◆ WHAT IS NEEDED: Take every line from the listing below that includes "xlabel" and copy it.

◆ GIVEN RECORDS:
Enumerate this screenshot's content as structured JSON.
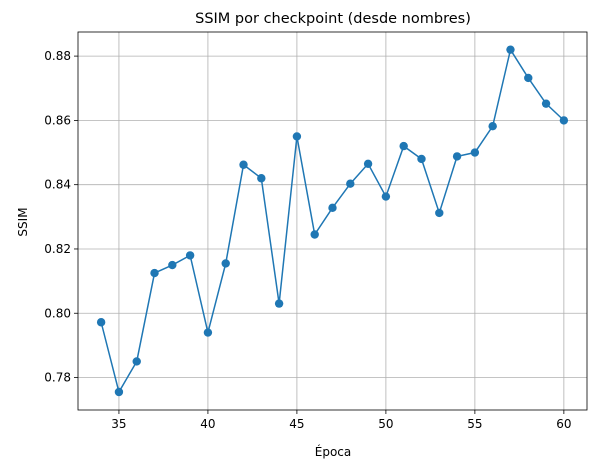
{
  "chart_data": {
    "type": "line",
    "title": "SSIM por checkpoint (desde nombres)",
    "xlabel": "Época",
    "ylabel": "SSIM",
    "xlim": [
      32.7,
      61.3
    ],
    "ylim": [
      0.7699,
      0.8875
    ],
    "xticks": [
      35,
      40,
      45,
      50,
      55,
      60
    ],
    "yticks": [
      0.78,
      0.8,
      0.82,
      0.84,
      0.86,
      0.88
    ],
    "ytick_labels": [
      "0.78",
      "0.80",
      "0.82",
      "0.84",
      "0.86",
      "0.88"
    ],
    "grid": true,
    "color": "#1f77b4",
    "marker": "circle",
    "series": [
      {
        "x": [
          34,
          35,
          36,
          37,
          38,
          39,
          40,
          41,
          42,
          43,
          44,
          45,
          46,
          47,
          48,
          49,
          50,
          51,
          52,
          53,
          54,
          55,
          56,
          57,
          58,
          59,
          60
        ],
        "y": [
          0.7972,
          0.7755,
          0.785,
          0.8125,
          0.815,
          0.818,
          0.794,
          0.8155,
          0.8462,
          0.842,
          0.803,
          0.855,
          0.8245,
          0.8328,
          0.8403,
          0.8465,
          0.8363,
          0.852,
          0.848,
          0.8312,
          0.8488,
          0.85,
          0.8582,
          0.882,
          0.8732,
          0.8652,
          0.86
        ]
      }
    ]
  }
}
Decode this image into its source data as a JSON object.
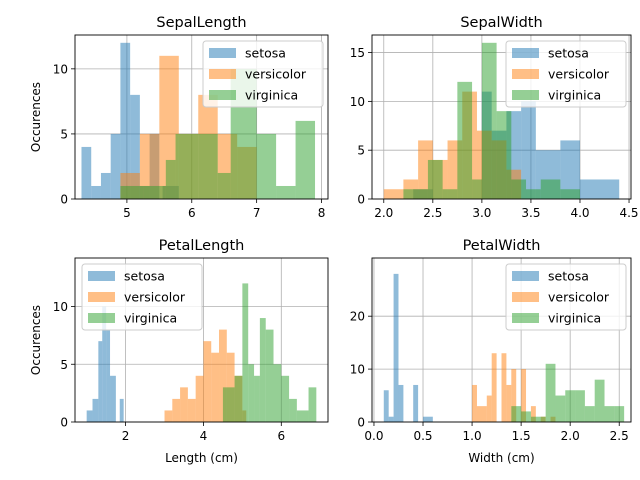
{
  "chart_data": [
    {
      "type": "bar",
      "title": "SepalLength",
      "xlabel": "",
      "ylabel": "Occurences",
      "xlim": [
        4.2,
        8.1
      ],
      "ylim": [
        0,
        12.6
      ],
      "xticks": [
        5,
        6,
        7,
        8
      ],
      "xtick_labels": [
        "5",
        "6",
        "7",
        "8"
      ],
      "yticks": [
        0,
        5,
        10
      ],
      "ytick_labels": [
        "0",
        "5",
        "10"
      ],
      "grid": true,
      "legend_position": "top-right",
      "series": [
        {
          "name": "setosa",
          "color": "#1f77b4",
          "bins": [
            [
              4.3,
              4.45,
              4
            ],
            [
              4.45,
              4.6,
              1
            ],
            [
              4.6,
              4.75,
              2
            ],
            [
              4.75,
              4.9,
              5
            ],
            [
              4.9,
              5.05,
              12
            ],
            [
              5.05,
              5.2,
              8
            ],
            [
              5.2,
              5.35,
              1
            ],
            [
              5.35,
              5.5,
              5
            ],
            [
              5.55,
              5.8,
              1
            ]
          ]
        },
        {
          "name": "versicolor",
          "color": "#ff7f0e",
          "bins": [
            [
              4.9,
              5.2,
              2
            ],
            [
              5.2,
              5.5,
              5
            ],
            [
              5.5,
              5.8,
              11
            ],
            [
              5.8,
              6.1,
              5
            ],
            [
              6.1,
              6.4,
              8
            ],
            [
              6.4,
              6.7,
              5
            ],
            [
              6.7,
              7.0,
              4
            ]
          ]
        },
        {
          "name": "virginica",
          "color": "#2ca02c",
          "bins": [
            [
              4.9,
              5.25,
              1
            ],
            [
              5.25,
              5.6,
              1
            ],
            [
              5.6,
              5.75,
              3
            ],
            [
              5.75,
              6.1,
              5
            ],
            [
              6.1,
              6.4,
              5
            ],
            [
              6.4,
              6.6,
              2
            ],
            [
              6.6,
              7.0,
              10
            ],
            [
              7.0,
              7.3,
              5
            ],
            [
              7.3,
              7.6,
              1
            ],
            [
              7.6,
              7.9,
              6
            ]
          ]
        }
      ]
    },
    {
      "type": "bar",
      "title": "SepalWidth",
      "xlabel": "",
      "ylabel": "",
      "xlim": [
        1.88,
        4.52
      ],
      "ylim": [
        0,
        16.8
      ],
      "xticks": [
        2.0,
        2.5,
        3.0,
        3.5,
        4.0,
        4.5
      ],
      "xtick_labels": [
        "2.0",
        "2.5",
        "3.0",
        "3.5",
        "4.0",
        "4.5"
      ],
      "yticks": [
        0,
        5,
        10,
        15
      ],
      "ytick_labels": [
        "0",
        "5",
        "10",
        "15"
      ],
      "grid": true,
      "legend_position": "top-right",
      "series": [
        {
          "name": "setosa",
          "color": "#1f77b4",
          "bins": [
            [
              2.3,
              2.5,
              1
            ],
            [
              3.0,
              3.1,
              11
            ],
            [
              3.1,
              3.25,
              7
            ],
            [
              3.25,
              3.4,
              9
            ],
            [
              3.4,
              3.55,
              10
            ],
            [
              3.55,
              3.8,
              5
            ],
            [
              3.8,
              4.0,
              6
            ],
            [
              4.0,
              4.4,
              2
            ]
          ]
        },
        {
          "name": "versicolor",
          "color": "#ff7f0e",
          "bins": [
            [
              2.0,
              2.2,
              1
            ],
            [
              2.2,
              2.35,
              2
            ],
            [
              2.35,
              2.5,
              6
            ],
            [
              2.5,
              2.65,
              4
            ],
            [
              2.65,
              2.8,
              6
            ],
            [
              2.8,
              2.95,
              11
            ],
            [
              2.95,
              3.1,
              7
            ],
            [
              3.1,
              3.25,
              6
            ],
            [
              3.25,
              3.4,
              3
            ]
          ]
        },
        {
          "name": "virginica",
          "color": "#2ca02c",
          "bins": [
            [
              2.2,
              2.45,
              1
            ],
            [
              2.45,
              2.6,
              4
            ],
            [
              2.6,
              2.75,
              1
            ],
            [
              2.75,
              2.9,
              12
            ],
            [
              2.9,
              3.0,
              2
            ],
            [
              3.0,
              3.15,
              16
            ],
            [
              3.15,
              3.3,
              9
            ],
            [
              3.3,
              3.45,
              2
            ],
            [
              3.45,
              3.6,
              1
            ],
            [
              3.6,
              3.8,
              2
            ],
            [
              3.8,
              4.0,
              1
            ]
          ]
        }
      ]
    },
    {
      "type": "bar",
      "title": "PetalLength",
      "xlabel": "Length (cm)",
      "ylabel": "Occurences",
      "xlim": [
        0.7,
        7.2
      ],
      "ylim": [
        0,
        14.2
      ],
      "xticks": [
        2,
        4,
        6
      ],
      "xtick_labels": [
        "2",
        "4",
        "6"
      ],
      "yticks": [
        0,
        5,
        10
      ],
      "ytick_labels": [
        "0",
        "5",
        "10"
      ],
      "grid": true,
      "legend_position": "top-left",
      "series": [
        {
          "name": "setosa",
          "color": "#1f77b4",
          "bins": [
            [
              1.0,
              1.15,
              1
            ],
            [
              1.15,
              1.3,
              2
            ],
            [
              1.3,
              1.4,
              7
            ],
            [
              1.4,
              1.5,
              10
            ],
            [
              1.5,
              1.6,
              8
            ],
            [
              1.6,
              1.75,
              4
            ],
            [
              1.85,
              1.95,
              2
            ]
          ]
        },
        {
          "name": "versicolor",
          "color": "#ff7f0e",
          "bins": [
            [
              3.0,
              3.2,
              1
            ],
            [
              3.2,
              3.4,
              2
            ],
            [
              3.4,
              3.6,
              3
            ],
            [
              3.6,
              3.8,
              2
            ],
            [
              3.8,
              4.0,
              4
            ],
            [
              4.0,
              4.2,
              7
            ],
            [
              4.2,
              4.4,
              6
            ],
            [
              4.4,
              4.6,
              8
            ],
            [
              4.6,
              4.8,
              6
            ],
            [
              4.8,
              5.0,
              4
            ],
            [
              5.0,
              5.1,
              1
            ]
          ]
        },
        {
          "name": "virginica",
          "color": "#2ca02c",
          "bins": [
            [
              4.5,
              4.8,
              3
            ],
            [
              4.8,
              5.0,
              4
            ],
            [
              5.0,
              5.15,
              12
            ],
            [
              5.15,
              5.3,
              5
            ],
            [
              5.3,
              5.45,
              4
            ],
            [
              5.45,
              5.6,
              9
            ],
            [
              5.6,
              5.8,
              8
            ],
            [
              5.8,
              6.0,
              5
            ],
            [
              6.0,
              6.2,
              4
            ],
            [
              6.2,
              6.4,
              2
            ],
            [
              6.4,
              6.7,
              1
            ],
            [
              6.7,
              6.9,
              3
            ]
          ]
        }
      ]
    },
    {
      "type": "bar",
      "title": "PetalWidth",
      "xlabel": "Width (cm)",
      "ylabel": "",
      "xlim": [
        -0.02,
        2.62
      ],
      "ylim": [
        0,
        31
      ],
      "xticks": [
        0.0,
        0.5,
        1.0,
        1.5,
        2.0,
        2.5
      ],
      "xtick_labels": [
        "0.0",
        "0.5",
        "1.0",
        "1.5",
        "2.0",
        "2.5"
      ],
      "yticks": [
        0,
        10,
        20
      ],
      "ytick_labels": [
        "0",
        "10",
        "20"
      ],
      "grid": true,
      "legend_position": "top-right",
      "series": [
        {
          "name": "setosa",
          "color": "#1f77b4",
          "bins": [
            [
              0.1,
              0.15,
              6
            ],
            [
              0.15,
              0.2,
              1
            ],
            [
              0.2,
              0.25,
              28
            ],
            [
              0.25,
              0.3,
              7
            ],
            [
              0.4,
              0.45,
              7
            ],
            [
              0.5,
              0.6,
              1
            ]
          ]
        },
        {
          "name": "versicolor",
          "color": "#ff7f0e",
          "bins": [
            [
              1.0,
              1.05,
              7
            ],
            [
              1.05,
              1.15,
              3
            ],
            [
              1.15,
              1.2,
              5
            ],
            [
              1.2,
              1.25,
              13
            ],
            [
              1.3,
              1.35,
              13
            ],
            [
              1.35,
              1.4,
              7
            ],
            [
              1.4,
              1.45,
              10
            ],
            [
              1.5,
              1.55,
              10
            ],
            [
              1.6,
              1.65,
              3
            ],
            [
              1.7,
              1.75,
              1
            ],
            [
              1.8,
              1.85,
              1
            ]
          ]
        },
        {
          "name": "virginica",
          "color": "#2ca02c",
          "bins": [
            [
              1.4,
              1.5,
              3
            ],
            [
              1.5,
              1.6,
              2
            ],
            [
              1.6,
              1.75,
              1
            ],
            [
              1.75,
              1.85,
              11
            ],
            [
              1.85,
              1.95,
              5
            ],
            [
              1.95,
              2.05,
              6
            ],
            [
              2.05,
              2.15,
              6
            ],
            [
              2.15,
              2.25,
              3
            ],
            [
              2.25,
              2.35,
              8
            ],
            [
              2.35,
              2.45,
              3
            ],
            [
              2.45,
              2.55,
              3
            ]
          ]
        }
      ]
    }
  ]
}
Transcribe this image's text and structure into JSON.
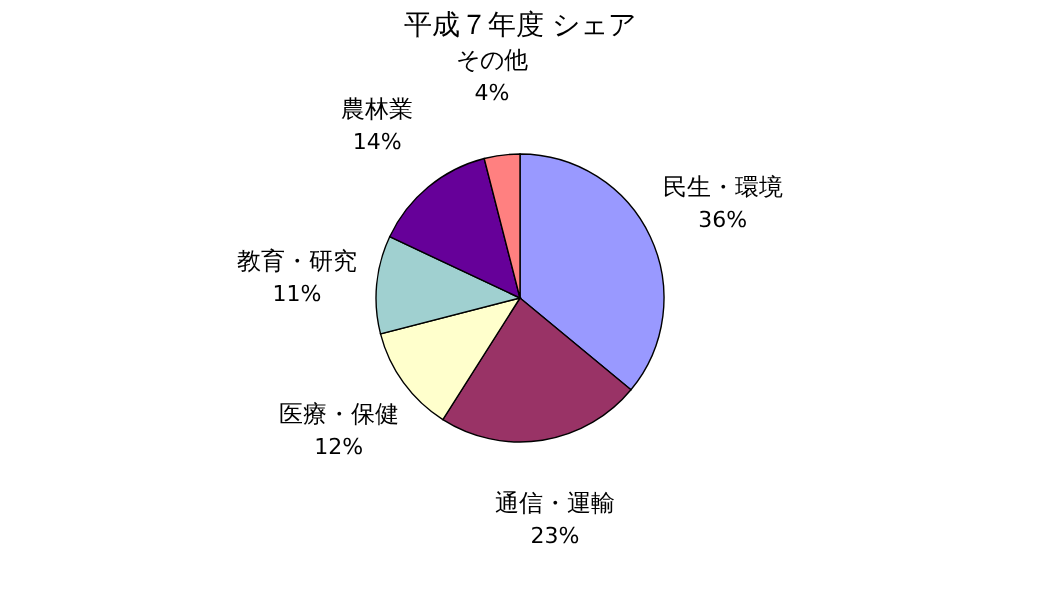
{
  "chart_data": {
    "type": "pie",
    "title": "平成７年度 シェア",
    "categories": [
      "民生・環境",
      "通信・運輸",
      "医療・保健",
      "教育・研究",
      "農林業",
      "その他"
    ],
    "values": [
      36,
      23,
      12,
      11,
      14,
      4
    ],
    "value_labels": [
      "36%",
      "23%",
      "12%",
      "11%",
      "14%",
      "4%"
    ],
    "colors": [
      "#9999ff",
      "#993366",
      "#ffffcc",
      "#a0d0d0",
      "#660099",
      "#ff8080"
    ],
    "legend": false
  }
}
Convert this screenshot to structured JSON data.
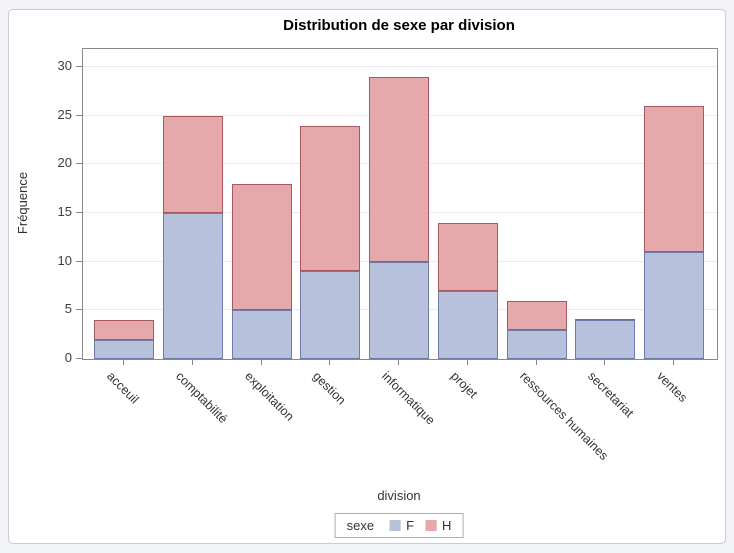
{
  "chart_data": {
    "type": "bar",
    "stacked": true,
    "title": "Distribution de sexe par division",
    "xlabel": "division",
    "ylabel": "Fréquence",
    "ylim": [
      0,
      30
    ],
    "yticks": [
      0,
      5,
      10,
      15,
      20,
      25,
      30
    ],
    "grid": true,
    "categories": [
      "acceuil",
      "comptabilité",
      "exploitation",
      "gestion",
      "informatique",
      "projet",
      "ressources humaines",
      "secretariat",
      "ventes"
    ],
    "series": [
      {
        "name": "F",
        "values": [
          2,
          15,
          5,
          9,
          10,
          7,
          3,
          4,
          11
        ],
        "fill": "#b8c1db",
        "border": "#6f7ca7"
      },
      {
        "name": "H",
        "values": [
          2,
          10,
          13,
          15,
          19,
          7,
          3,
          0,
          15
        ],
        "fill": "#e5a9ac",
        "border": "#a65a60"
      }
    ],
    "totals": [
      4,
      25,
      18,
      24,
      29,
      14,
      6,
      4,
      26
    ],
    "legend": {
      "title": "sexe",
      "position": "bottom"
    }
  },
  "colors": {
    "page_background": "#f2f3f6",
    "figure_background": "#ffffff",
    "figure_border": "#c9ccd3",
    "wall_border": "#85878e",
    "gridline": "#e9eaec",
    "tick_text": "#404040"
  }
}
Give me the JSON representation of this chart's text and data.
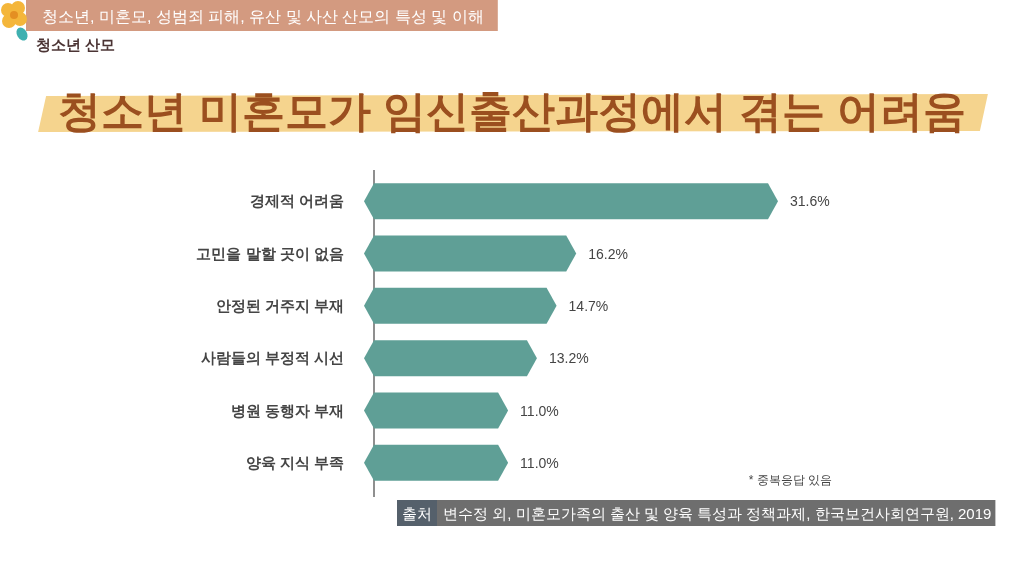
{
  "chart_data": {
    "type": "bar",
    "orientation": "horizontal",
    "title": "청소년 미혼모가 임신출산과정에서 겪는 어려움",
    "categories": [
      "경제적 어려움",
      "고민을 말할 곳이 없음",
      "안정된 거주지 부재",
      "사람들의 부정적 시선",
      "병원 동행자 부재",
      "양육 지식 부족"
    ],
    "values": [
      31.6,
      16.2,
      14.7,
      13.2,
      11.0,
      11.0
    ],
    "value_labels": [
      "31.6%",
      "16.2%",
      "14.7%",
      "13.2%",
      "11.0%",
      "11.0%"
    ],
    "color": "#5f9f96",
    "annotations": [
      "청소년, 미혼모, 성범죄 피해, 유산 및 사산 산모의 특성 및 이해",
      "청소년 산모",
      "* 중복응답 있음",
      "출처",
      "변수정 외, 미혼모가족의 출산 및 양육 특성과 정책과제, 한국보건사회연구원, 2019"
    ]
  }
}
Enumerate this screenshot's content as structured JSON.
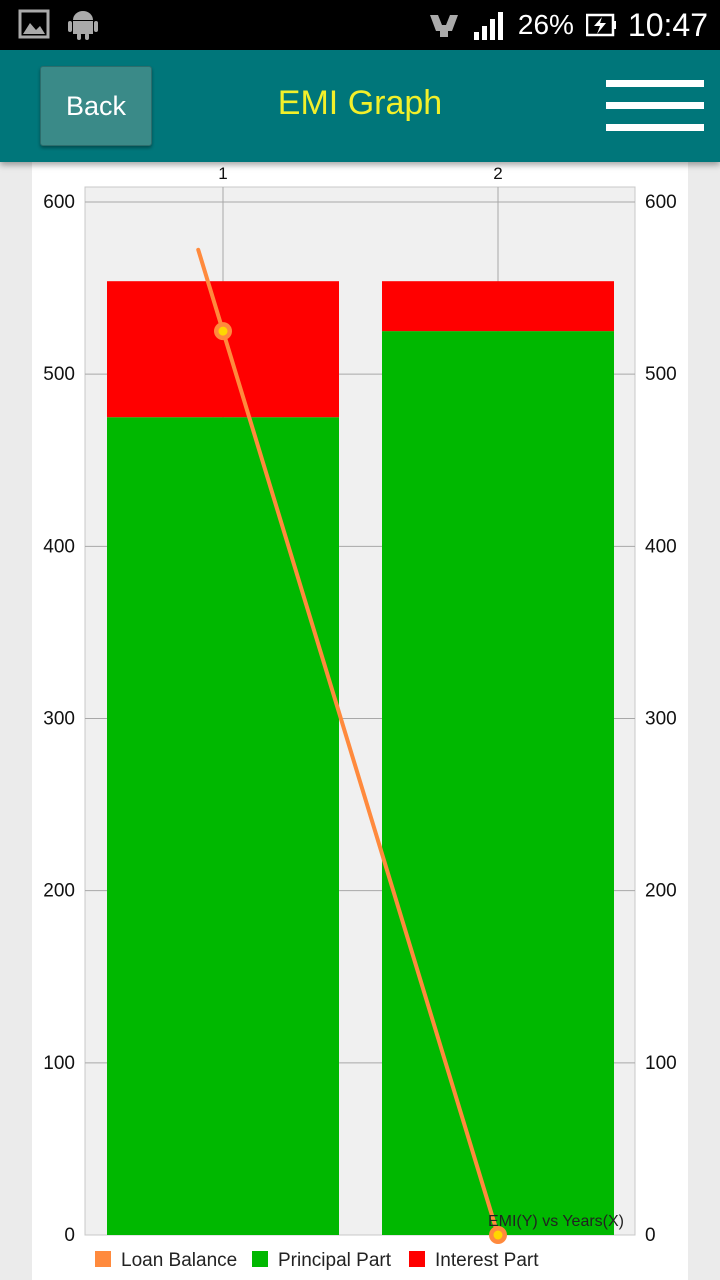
{
  "status_bar": {
    "battery_percent": "26%",
    "time": "10:47",
    "icons": [
      "gallery-icon",
      "android-icon",
      "hands-icon",
      "signal-icon",
      "battery-charging-icon"
    ]
  },
  "app_bar": {
    "back_label": "Back",
    "title": "EMI Graph",
    "menu_icon": "hamburger-menu-icon"
  },
  "colors": {
    "app_bar": "#00767a",
    "title": "#f2f02a",
    "principal": "#00b800",
    "interest": "#ff0000",
    "loan_balance": "#ff8a3d",
    "point_fill": "#ffd700"
  },
  "chart_data": {
    "type": "bar",
    "stacked": true,
    "title": "EMI(Y) vs Years(X)",
    "categories": [
      "1",
      "2"
    ],
    "ylim": [
      0,
      600
    ],
    "y_ticks": [
      "0",
      "100",
      "200",
      "300",
      "400",
      "500",
      "600"
    ],
    "grid": true,
    "legend_position": "bottom",
    "series": [
      {
        "name": "Principal Part",
        "type": "bar",
        "color": "#00b800",
        "values": [
          475,
          525
        ]
      },
      {
        "name": "Interest Part",
        "type": "bar",
        "color": "#ff0000",
        "values": [
          79,
          29
        ]
      },
      {
        "name": "Loan Balance",
        "type": "line",
        "color": "#ff8a3d",
        "values": [
          525,
          0
        ]
      }
    ]
  }
}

◆ RESPONSE TO THE EXERCISE:
    "xlabel": "Época",
      "xlabel": "",
      "xlabel": "",
      "xlabel": "Length (cm)",
      "xlabel": "Width (cm)",
    "xlabel": "division",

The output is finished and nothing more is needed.